BEGIN Material shown
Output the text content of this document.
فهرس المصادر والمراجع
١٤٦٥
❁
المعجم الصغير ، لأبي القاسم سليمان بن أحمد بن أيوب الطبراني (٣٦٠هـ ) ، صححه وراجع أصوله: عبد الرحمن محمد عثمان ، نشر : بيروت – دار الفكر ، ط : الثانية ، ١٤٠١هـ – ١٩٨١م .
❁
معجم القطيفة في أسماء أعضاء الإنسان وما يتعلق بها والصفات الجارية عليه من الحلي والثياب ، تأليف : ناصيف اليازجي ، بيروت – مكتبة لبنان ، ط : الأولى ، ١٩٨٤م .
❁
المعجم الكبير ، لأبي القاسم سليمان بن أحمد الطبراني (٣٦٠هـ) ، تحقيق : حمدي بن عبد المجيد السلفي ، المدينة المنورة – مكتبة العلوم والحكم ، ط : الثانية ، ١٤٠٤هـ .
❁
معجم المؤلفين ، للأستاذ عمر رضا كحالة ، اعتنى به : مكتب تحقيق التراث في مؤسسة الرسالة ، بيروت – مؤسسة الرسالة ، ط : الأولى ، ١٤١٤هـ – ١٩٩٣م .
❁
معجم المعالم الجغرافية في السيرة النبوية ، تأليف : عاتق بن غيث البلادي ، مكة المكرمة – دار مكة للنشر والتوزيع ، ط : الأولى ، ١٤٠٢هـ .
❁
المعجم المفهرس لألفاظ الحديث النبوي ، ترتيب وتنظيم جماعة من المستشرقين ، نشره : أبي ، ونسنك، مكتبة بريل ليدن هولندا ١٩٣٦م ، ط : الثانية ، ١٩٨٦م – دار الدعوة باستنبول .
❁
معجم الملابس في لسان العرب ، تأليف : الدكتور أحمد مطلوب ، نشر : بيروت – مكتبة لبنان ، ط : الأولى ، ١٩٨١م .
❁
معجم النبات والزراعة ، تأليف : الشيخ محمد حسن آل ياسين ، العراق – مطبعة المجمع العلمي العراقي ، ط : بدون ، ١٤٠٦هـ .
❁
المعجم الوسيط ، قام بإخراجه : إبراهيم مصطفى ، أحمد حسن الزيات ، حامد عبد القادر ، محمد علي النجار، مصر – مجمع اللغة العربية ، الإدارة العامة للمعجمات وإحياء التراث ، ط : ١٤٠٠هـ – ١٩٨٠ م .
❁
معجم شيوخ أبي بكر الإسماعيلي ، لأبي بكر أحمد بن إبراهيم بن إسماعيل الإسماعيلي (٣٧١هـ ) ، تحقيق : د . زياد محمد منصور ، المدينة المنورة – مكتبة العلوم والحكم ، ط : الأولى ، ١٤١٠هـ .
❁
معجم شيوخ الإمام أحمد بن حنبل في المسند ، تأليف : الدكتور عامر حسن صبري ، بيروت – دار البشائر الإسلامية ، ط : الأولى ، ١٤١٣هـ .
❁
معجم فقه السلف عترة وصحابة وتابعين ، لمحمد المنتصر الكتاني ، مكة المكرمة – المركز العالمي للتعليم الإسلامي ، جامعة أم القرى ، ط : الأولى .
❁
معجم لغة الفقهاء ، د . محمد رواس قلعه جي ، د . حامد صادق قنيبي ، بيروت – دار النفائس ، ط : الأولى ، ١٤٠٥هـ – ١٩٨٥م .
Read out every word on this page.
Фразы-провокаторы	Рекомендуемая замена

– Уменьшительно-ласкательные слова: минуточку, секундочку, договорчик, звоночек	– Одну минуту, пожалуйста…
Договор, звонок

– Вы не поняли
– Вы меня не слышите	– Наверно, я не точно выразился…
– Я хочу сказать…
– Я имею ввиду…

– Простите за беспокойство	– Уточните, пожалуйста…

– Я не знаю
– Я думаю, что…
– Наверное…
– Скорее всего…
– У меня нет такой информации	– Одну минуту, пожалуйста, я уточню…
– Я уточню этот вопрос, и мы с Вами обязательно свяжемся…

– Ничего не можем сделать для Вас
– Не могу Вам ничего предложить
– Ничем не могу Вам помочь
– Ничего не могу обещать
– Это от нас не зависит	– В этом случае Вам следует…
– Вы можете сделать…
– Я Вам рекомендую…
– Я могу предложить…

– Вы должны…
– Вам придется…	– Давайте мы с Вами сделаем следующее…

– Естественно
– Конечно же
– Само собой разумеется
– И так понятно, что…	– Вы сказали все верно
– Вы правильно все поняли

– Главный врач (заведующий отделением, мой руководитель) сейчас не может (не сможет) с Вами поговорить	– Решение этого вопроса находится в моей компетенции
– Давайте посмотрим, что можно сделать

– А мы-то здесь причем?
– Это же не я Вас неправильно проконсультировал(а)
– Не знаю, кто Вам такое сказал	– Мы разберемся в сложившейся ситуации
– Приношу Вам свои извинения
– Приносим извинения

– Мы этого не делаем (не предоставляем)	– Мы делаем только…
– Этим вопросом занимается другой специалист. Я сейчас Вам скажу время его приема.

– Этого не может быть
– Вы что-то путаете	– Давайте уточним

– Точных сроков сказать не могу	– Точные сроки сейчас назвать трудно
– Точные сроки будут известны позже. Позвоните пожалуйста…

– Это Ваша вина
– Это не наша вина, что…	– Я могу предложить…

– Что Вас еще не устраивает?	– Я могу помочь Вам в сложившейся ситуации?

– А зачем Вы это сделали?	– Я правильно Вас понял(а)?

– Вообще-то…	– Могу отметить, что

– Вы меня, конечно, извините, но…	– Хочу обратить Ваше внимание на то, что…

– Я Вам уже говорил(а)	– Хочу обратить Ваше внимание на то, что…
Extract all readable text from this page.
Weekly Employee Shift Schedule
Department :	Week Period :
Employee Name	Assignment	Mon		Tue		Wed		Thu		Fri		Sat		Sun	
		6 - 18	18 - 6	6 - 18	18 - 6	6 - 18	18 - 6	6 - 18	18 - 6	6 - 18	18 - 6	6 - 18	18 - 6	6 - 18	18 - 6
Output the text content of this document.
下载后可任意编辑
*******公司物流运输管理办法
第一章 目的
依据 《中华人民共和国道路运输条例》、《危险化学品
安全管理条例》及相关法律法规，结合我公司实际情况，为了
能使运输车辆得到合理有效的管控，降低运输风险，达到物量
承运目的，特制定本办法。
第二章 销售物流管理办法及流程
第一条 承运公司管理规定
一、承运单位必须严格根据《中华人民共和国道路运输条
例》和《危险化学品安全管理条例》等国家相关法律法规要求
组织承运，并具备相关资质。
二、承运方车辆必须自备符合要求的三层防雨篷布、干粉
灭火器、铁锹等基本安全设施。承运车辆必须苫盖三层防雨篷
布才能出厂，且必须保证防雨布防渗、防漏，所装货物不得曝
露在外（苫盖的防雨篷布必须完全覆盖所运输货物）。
END Material shown
# [Problem to work on]
Print every line of the records exactly. Omit nothing.

# [Solution for this task]
Output the text content of this document.
فهرس المصادر والمراجع
١٤٦٥
❁
المعجم الصغير ، لأبي القاسم سليمان بن أحمد بن أيوب الطبراني (٣٦٠هـ ) ، صححه وراجع أصوله: عبد الرحمن محمد عثمان ، نشر : بيروت – دار الفكر ، ط : الثانية ، ١٤٠١هـ – ١٩٨١م .
❁
معجم القطيفة في أسماء أعضاء الإنسان وما يتعلق بها والصفات الجارية عليه من الحلي والثياب ، تأليف : ناصيف اليازجي ، بيروت – مكتبة لبنان ، ط : الأولى ، ١٩٨٤م .
❁
المعجم الكبير ، لأبي القاسم سليمان بن أحمد الطبراني (٣٦٠هـ) ، تحقيق : حمدي بن عبد المجيد السلفي ، المدينة المنورة – مكتبة العلوم والحكم ، ط : الثانية ، ١٤٠٤هـ .
❁
معجم المؤلفين ، للأستاذ عمر رضا كحالة ، اعتنى به : مكتب تحقيق التراث في مؤسسة الرسالة ، بيروت – مؤسسة الرسالة ، ط : الأولى ، ١٤١٤هـ – ١٩٩٣م .
❁
معجم المعالم الجغرافية في السيرة النبوية ، تأليف : عاتق بن غيث البلادي ، مكة المكرمة – دار مكة للنشر والتوزيع ، ط : الأولى ، ١٤٠٢هـ .
❁
المعجم المفهرس لألفاظ الحديث النبوي ، ترتيب وتنظيم جماعة من المستشرقين ، نشره : أبي ، ونسنك، مكتبة بريل ليدن هولندا ١٩٣٦م ، ط : الثانية ، ١٩٨٦م – دار الدعوة باستنبول .
❁
معجم الملابس في لسان العرب ، تأليف : الدكتور أحمد مطلوب ، نشر : بيروت – مكتبة لبنان ، ط : الأولى ، ١٩٨١م .
❁
معجم النبات والزراعة ، تأليف : الشيخ محمد حسن آل ياسين ، العراق – مطبعة المجمع العلمي العراقي ، ط : بدون ، ١٤٠٦هـ .
❁
المعجم الوسيط ، قام بإخراجه : إبراهيم مصطفى ، أحمد حسن الزيات ، حامد عبد القادر ، محمد علي النجار، مصر – مجمع اللغة العربية ، الإدارة العامة للمعجمات وإحياء التراث ، ط : ١٤٠٠هـ – ١٩٨٠ م .
❁
معجم شيوخ أبي بكر الإسماعيلي ، لأبي بكر أحمد بن إبراهيم بن إسماعيل الإسماعيلي (٣٧١هـ ) ، تحقيق : د . زياد محمد منصور ، المدينة المنورة – مكتبة العلوم والحكم ، ط : الأولى ، ١٤١٠هـ .
❁
معجم شيوخ الإمام أحمد بن حنبل في المسند ، تأليف : الدكتور عامر حسن صبري ، بيروت – دار البشائر الإسلامية ، ط : الأولى ، ١٤١٣هـ .
❁
معجم فقه السلف عترة وصحابة وتابعين ، لمحمد المنتصر الكتاني ، مكة المكرمة – المركز العالمي للتعليم الإسلامي ، جامعة أم القرى ، ط : الأولى .
❁
معجم لغة الفقهاء ، د . محمد رواس قلعه جي ، د . حامد صادق قنيبي ، بيروت – دار النفائس ، ط : الأولى ، ١٤٠٥هـ – ١٩٨٥م .
Read out every word on this page.
Фразы-провокаторы	Рекомендуемая замена

– Уменьшительно-ласкательные слова: минуточку, секундочку, договорчик, звоночек	– Одну минуту, пожалуйста…
Договор, звонок

– Вы не поняли
– Вы меня не слышите	– Наверно, я не точно выразился…
– Я хочу сказать…
– Я имею ввиду…

– Простите за беспокойство	– Уточните, пожалуйста…

– Я не знаю
– Я думаю, что…
– Наверное…
– Скорее всего…
– У меня нет такой информации	– Одну минуту, пожалуйста, я уточню…
– Я уточню этот вопрос, и мы с Вами обязательно свяжемся…

– Ничего не можем сделать для Вас
– Не могу Вам ничего предложить
– Ничем не могу Вам помочь
– Ничего не могу обещать
– Это от нас не зависит	– В этом случае Вам следует…
– Вы можете сделать…
– Я Вам рекомендую…
– Я могу предложить…

– Вы должны…
– Вам придется…	– Давайте мы с Вами сделаем следующее…

– Естественно
– Конечно же
– Само собой разумеется
– И так понятно, что…	– Вы сказали все верно
– Вы правильно все поняли

– Главный врач (заведующий отделением, мой руководитель) сейчас не может (не сможет) с Вами поговорить	– Решение этого вопроса находится в моей компетенции
– Давайте посмотрим, что можно сделать

– А мы-то здесь причем?
– Это же не я Вас неправильно проконсультировал(а)
– Не знаю, кто Вам такое сказал	– Мы разберемся в сложившейся ситуации
– Приношу Вам свои извинения
– Приносим извинения

– Мы этого не делаем (не предоставляем)	– Мы делаем только…
– Этим вопросом занимается другой специалист. Я сейчас Вам скажу время его приема.

– Этого не может быть
– Вы что-то путаете	– Давайте уточним

– Точных сроков сказать не могу	– Точные сроки сейчас назвать трудно
– Точные сроки будут известны позже. Позвоните пожалуйста…

– Это Ваша вина
– Это не наша вина, что…	– Я могу предложить…

– Что Вас еще не устраивает?	– Я могу помочь Вам в сложившейся ситуации?

– А зачем Вы это сделали?	– Я правильно Вас понял(а)?

– Вообще-то…	– Могу отметить, что

– Вы меня, конечно, извините, но…	– Хочу обратить Ваше внимание на то, что…

– Я Вам уже говорил(а)	– Хочу обратить Ваше внимание на то, что…
Extract all readable text from this page.
Weekly Employee Shift Schedule
Department :	Week Period :
Employee Name	Assignment	Mon		Tue		Wed		Thu		Fri		Sat		Sun	
		6 - 18	18 - 6	6 - 18	18 - 6	6 - 18	18 - 6	6 - 18	18 - 6	6 - 18	18 - 6	6 - 18	18 - 6	6 - 18	18 - 6
Output the text content of this document.
下载后可任意编辑
*******公司物流运输管理办法
第一章 目的
依据 《中华人民共和国道路运输条例》、《危险化学品
安全管理条例》及相关法律法规，结合我公司实际情况，为了
能使运输车辆得到合理有效的管控，降低运输风险，达到物量
承运目的，特制定本办法。
第二章 销售物流管理办法及流程
第一条 承运公司管理规定
一、承运单位必须严格根据《中华人民共和国道路运输条
例》和《危险化学品安全管理条例》等国家相关法律法规要求
组织承运，并具备相关资质。
二、承运方车辆必须自备符合要求的三层防雨篷布、干粉
灭火器、铁锹等基本安全设施。承运车辆必须苫盖三层防雨篷
布才能出厂，且必须保证防雨布防渗、防漏，所装货物不得曝
露在外（苫盖的防雨篷布必须完全覆盖所运输货物）。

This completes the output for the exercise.